▶ _Exercise brief_
Write out the records below once more, exactly as they stand.

▶ _Listing_

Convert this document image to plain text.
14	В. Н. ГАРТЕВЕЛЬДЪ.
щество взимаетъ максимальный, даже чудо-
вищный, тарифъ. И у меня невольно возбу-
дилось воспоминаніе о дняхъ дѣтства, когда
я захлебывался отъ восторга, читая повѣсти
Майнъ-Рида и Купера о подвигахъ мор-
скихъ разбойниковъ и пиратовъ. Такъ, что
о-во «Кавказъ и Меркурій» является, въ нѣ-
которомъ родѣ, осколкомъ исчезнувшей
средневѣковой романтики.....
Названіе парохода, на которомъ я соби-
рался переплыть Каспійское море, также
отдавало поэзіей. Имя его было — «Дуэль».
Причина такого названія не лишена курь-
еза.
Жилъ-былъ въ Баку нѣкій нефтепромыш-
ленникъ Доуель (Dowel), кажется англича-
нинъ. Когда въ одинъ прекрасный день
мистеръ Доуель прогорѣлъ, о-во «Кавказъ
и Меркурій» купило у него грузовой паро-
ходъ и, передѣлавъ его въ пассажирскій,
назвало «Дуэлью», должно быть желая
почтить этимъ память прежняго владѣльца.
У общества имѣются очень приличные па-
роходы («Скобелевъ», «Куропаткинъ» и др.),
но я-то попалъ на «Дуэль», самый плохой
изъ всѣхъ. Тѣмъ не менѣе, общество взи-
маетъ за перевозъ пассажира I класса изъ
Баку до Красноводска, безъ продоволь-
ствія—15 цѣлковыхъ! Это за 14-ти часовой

▶ _Reply to the task_
Convert this document image to plain text.
14	В. Н. ГАРТЕВЕЛЬДЪ.
щество взимаетъ максимальный, даже чудо-
вищный, тарифъ. И у меня невольно возбу-
дилось воспоминаніе о дняхъ дѣтства, когда
я захлебывался отъ восторга, читая повѣсти
Майнъ-Рида и Купера о подвигахъ мор-
скихъ разбойниковъ и пиратовъ. Такъ, что
о-во «Кавказъ и Меркурій» является, въ нѣ-
которомъ родѣ, осколкомъ исчезнувшей
средневѣковой романтики.....
Названіе парохода, на которомъ я соби-
рался переплыть Каспійское море, также
отдавало поэзіей. Имя его было — «Дуэль».
Причина такого названія не лишена курь-
еза.
Жилъ-былъ въ Баку нѣкій нефтепромыш-
ленникъ Доуель (Dowel), кажется англича-
нинъ. Когда въ одинъ прекрасный день
мистеръ Доуель прогорѣлъ, о-во «Кавказъ
и Меркурій» купило у него грузовой паро-
ходъ и, передѣлавъ его въ пассажирскій,
назвало «Дуэлью», должно быть желая
почтить этимъ память прежняго владѣльца.
У общества имѣются очень приличные па-
роходы («Скобелевъ», «Куропаткинъ» и др.),
но я-то попалъ на «Дуэль», самый плохой
изъ всѣхъ. Тѣмъ не менѣе, общество взи-
маетъ за перевозъ пассажира I класса изъ
Баку до Красноводска, безъ продоволь-
ствія—15 цѣлковыхъ! Это за 14-ти часовой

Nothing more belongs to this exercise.